* **AIM**:
Count lines holding the word "ฮาโปเอล". Only the number is wanted.

# WORKING DATA start

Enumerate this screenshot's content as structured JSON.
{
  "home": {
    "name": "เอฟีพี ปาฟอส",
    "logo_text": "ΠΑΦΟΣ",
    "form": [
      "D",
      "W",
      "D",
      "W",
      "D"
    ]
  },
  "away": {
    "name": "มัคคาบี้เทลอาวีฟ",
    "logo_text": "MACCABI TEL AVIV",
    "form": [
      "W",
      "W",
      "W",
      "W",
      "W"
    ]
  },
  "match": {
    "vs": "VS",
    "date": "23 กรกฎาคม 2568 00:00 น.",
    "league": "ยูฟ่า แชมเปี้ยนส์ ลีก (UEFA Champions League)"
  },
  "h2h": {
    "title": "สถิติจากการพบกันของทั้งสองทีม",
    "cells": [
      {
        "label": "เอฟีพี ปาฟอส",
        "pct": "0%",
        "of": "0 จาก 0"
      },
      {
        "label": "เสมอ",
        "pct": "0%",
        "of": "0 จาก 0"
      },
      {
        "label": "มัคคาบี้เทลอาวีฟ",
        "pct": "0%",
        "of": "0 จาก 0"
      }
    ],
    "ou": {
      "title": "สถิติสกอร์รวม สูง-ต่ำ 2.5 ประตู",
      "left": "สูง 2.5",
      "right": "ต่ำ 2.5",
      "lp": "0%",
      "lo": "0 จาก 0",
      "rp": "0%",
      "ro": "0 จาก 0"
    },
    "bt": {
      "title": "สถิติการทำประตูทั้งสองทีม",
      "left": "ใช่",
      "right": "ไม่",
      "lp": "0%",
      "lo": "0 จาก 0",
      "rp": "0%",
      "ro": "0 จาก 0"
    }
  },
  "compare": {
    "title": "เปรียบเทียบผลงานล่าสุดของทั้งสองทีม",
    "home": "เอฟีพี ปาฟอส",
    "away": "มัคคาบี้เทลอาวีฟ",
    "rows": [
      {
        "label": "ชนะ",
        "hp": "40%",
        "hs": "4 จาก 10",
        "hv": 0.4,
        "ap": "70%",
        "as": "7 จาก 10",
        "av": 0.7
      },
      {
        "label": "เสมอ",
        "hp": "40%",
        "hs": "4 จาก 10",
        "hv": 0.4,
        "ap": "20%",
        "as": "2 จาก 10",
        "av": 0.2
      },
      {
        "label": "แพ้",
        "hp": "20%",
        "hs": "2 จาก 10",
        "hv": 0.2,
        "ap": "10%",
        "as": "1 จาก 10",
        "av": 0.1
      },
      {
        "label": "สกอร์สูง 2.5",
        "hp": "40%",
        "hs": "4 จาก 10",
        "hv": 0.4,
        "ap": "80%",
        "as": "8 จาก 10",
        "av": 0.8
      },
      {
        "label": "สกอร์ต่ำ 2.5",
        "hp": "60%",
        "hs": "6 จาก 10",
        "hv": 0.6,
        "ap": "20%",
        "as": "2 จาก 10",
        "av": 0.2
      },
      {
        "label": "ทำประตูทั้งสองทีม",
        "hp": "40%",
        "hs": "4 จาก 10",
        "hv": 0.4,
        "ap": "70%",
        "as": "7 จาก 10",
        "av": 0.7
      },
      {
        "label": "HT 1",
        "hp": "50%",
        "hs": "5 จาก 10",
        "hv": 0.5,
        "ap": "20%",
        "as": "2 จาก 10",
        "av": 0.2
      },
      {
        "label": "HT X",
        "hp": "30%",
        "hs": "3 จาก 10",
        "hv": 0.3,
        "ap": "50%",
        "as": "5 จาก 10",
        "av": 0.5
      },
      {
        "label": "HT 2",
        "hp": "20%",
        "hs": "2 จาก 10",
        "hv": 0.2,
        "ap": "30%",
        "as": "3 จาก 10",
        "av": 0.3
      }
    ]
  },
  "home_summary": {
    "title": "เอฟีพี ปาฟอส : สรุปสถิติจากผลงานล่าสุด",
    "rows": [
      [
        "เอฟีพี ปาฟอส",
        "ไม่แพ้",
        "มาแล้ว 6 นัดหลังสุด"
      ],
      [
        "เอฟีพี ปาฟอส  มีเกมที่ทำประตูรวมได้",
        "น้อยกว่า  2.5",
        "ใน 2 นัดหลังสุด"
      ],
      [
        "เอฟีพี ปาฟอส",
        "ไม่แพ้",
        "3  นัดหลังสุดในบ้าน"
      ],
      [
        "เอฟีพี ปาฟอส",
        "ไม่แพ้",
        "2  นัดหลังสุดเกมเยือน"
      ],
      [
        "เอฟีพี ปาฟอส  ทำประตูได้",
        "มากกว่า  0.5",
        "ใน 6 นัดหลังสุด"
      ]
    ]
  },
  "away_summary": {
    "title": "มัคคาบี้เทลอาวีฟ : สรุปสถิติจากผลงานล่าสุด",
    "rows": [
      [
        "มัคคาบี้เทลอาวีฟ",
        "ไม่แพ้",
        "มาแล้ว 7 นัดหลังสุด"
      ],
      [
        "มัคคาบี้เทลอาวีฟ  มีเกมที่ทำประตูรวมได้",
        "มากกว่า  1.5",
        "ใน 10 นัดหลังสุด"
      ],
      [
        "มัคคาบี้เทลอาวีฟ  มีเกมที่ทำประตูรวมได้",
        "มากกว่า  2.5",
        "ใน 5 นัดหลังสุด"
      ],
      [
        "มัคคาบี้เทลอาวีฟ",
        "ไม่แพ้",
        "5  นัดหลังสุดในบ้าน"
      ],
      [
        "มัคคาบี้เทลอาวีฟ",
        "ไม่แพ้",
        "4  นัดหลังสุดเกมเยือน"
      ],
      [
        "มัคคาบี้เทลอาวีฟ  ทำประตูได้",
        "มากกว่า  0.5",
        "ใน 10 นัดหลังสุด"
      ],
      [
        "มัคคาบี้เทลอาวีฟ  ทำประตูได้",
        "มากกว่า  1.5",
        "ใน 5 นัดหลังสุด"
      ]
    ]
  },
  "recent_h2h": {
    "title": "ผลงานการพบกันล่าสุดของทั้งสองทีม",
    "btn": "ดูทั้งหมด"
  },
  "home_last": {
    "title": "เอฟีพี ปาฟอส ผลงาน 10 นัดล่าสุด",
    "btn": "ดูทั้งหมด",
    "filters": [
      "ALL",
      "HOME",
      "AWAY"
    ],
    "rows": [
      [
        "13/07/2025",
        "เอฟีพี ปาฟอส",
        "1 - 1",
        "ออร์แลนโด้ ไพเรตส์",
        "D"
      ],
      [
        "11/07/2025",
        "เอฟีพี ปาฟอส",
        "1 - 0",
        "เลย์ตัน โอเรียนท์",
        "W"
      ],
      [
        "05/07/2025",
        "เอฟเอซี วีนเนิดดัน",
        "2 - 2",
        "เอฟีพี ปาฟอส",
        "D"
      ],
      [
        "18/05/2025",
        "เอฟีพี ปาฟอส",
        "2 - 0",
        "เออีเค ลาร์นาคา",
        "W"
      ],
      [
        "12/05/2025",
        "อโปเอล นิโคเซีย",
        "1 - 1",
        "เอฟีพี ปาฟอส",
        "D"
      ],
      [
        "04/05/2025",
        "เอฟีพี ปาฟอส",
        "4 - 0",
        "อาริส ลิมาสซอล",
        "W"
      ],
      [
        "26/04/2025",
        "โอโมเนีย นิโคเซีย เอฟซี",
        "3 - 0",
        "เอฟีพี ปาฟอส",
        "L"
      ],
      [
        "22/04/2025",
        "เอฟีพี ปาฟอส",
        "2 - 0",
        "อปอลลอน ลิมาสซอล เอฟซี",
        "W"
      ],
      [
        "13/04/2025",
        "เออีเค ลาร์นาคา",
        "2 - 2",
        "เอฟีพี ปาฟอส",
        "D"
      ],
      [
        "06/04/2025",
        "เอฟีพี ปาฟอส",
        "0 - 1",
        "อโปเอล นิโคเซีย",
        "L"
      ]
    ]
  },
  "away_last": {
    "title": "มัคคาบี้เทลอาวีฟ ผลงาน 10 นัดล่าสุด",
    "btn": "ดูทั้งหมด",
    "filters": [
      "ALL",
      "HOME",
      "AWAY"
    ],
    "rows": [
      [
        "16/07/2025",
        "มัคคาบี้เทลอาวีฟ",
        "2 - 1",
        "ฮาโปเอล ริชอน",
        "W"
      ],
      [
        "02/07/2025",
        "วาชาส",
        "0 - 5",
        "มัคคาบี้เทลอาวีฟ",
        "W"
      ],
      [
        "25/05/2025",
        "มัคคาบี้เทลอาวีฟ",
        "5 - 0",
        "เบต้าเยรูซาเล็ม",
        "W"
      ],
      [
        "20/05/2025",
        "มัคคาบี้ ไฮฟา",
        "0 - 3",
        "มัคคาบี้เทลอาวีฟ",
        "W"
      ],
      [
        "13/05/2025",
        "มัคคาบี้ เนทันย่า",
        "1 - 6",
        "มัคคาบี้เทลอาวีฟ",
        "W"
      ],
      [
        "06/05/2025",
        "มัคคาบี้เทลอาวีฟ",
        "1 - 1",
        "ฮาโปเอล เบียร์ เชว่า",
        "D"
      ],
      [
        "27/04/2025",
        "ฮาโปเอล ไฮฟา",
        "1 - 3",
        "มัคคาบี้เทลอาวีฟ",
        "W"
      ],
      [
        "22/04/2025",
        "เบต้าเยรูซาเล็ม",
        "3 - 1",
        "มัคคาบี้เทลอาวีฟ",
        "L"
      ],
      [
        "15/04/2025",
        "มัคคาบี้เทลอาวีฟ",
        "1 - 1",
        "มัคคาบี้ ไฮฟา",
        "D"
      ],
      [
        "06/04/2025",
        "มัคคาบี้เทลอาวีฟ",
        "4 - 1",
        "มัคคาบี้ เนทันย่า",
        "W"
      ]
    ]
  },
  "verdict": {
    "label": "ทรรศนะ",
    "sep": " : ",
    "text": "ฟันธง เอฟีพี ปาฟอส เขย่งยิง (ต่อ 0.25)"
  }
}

# WORKING DATA end

* **TASK SOLUTION**:
3